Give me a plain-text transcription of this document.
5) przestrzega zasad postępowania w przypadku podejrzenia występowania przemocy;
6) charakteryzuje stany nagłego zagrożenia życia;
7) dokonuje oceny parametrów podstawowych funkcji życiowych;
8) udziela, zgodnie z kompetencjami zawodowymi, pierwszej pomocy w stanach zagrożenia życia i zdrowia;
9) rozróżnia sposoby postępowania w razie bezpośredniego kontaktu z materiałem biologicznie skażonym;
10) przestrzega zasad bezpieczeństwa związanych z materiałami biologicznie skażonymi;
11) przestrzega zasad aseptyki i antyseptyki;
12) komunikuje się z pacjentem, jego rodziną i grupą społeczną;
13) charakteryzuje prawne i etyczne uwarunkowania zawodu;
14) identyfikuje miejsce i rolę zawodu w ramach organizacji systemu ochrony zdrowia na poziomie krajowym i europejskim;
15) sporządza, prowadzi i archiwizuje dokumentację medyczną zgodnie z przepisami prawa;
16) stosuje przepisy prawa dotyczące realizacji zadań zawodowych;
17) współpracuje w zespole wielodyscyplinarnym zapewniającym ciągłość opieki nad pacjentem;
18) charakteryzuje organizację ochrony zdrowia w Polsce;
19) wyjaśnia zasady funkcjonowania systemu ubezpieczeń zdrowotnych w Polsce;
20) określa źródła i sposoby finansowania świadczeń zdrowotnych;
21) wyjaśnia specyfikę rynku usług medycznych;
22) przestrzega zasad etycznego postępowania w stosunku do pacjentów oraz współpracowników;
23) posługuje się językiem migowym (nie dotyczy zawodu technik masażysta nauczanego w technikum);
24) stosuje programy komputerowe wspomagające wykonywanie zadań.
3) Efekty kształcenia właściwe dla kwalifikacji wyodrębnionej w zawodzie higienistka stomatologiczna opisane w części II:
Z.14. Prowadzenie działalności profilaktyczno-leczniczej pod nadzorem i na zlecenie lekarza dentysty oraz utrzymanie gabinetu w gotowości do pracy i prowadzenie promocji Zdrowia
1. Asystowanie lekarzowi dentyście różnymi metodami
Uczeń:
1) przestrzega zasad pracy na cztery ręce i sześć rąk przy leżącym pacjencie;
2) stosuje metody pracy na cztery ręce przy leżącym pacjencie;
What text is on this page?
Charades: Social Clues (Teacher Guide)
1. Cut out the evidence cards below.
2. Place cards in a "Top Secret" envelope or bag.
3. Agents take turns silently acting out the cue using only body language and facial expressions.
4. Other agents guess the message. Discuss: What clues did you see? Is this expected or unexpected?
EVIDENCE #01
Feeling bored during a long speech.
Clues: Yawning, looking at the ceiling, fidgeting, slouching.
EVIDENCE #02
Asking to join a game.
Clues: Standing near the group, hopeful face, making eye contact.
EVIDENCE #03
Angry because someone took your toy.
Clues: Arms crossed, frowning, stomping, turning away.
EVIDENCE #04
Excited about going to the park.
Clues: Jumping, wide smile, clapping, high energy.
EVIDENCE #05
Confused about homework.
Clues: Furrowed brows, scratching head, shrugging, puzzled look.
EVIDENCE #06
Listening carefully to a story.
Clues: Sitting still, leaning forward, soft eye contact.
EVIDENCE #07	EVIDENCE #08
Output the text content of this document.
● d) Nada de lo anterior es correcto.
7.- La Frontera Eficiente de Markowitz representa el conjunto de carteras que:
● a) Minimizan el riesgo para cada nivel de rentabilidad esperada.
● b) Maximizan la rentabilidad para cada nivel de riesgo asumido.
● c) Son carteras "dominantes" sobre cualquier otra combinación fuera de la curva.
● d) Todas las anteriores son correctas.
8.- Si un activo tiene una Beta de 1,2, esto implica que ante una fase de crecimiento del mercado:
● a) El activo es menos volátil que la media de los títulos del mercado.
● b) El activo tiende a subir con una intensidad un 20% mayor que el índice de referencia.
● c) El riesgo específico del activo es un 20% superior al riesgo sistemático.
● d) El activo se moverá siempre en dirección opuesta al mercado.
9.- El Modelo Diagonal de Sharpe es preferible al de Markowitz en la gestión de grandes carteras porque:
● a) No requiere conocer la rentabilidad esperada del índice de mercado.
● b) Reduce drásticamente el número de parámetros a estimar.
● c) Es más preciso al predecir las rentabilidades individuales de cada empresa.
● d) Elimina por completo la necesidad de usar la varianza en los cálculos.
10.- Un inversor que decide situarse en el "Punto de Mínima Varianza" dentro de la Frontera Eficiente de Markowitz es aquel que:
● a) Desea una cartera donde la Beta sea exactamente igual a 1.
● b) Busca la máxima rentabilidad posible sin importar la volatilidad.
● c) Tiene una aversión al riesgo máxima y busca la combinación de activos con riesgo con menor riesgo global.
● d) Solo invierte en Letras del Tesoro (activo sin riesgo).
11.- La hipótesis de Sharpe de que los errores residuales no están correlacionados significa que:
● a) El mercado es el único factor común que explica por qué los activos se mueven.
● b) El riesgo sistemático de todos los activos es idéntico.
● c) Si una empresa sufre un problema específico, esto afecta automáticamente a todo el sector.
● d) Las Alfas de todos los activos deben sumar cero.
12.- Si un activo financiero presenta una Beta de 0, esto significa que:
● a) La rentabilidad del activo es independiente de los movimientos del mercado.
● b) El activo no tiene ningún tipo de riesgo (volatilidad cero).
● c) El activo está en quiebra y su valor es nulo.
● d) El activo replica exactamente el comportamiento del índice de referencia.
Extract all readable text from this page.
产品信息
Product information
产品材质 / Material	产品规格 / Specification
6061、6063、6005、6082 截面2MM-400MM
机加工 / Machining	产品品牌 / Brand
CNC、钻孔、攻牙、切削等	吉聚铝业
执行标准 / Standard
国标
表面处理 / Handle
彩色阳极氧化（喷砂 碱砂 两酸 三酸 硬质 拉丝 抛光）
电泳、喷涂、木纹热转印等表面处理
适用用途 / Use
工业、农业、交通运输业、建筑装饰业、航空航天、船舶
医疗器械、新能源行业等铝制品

■ Given instruction
From the entries above, copy every line containing the word "carteras".

■ Response for this exercise
7.- La Frontera Eficiente de Markowitz representa el conjunto de carteras que:
● c) Son carteras "dominantes" sobre cualquier otra combinación fuera de la curva.
9.- El Modelo Diagonal de Sharpe es preferible al de Markowitz en la gestión de grandes carteras porque:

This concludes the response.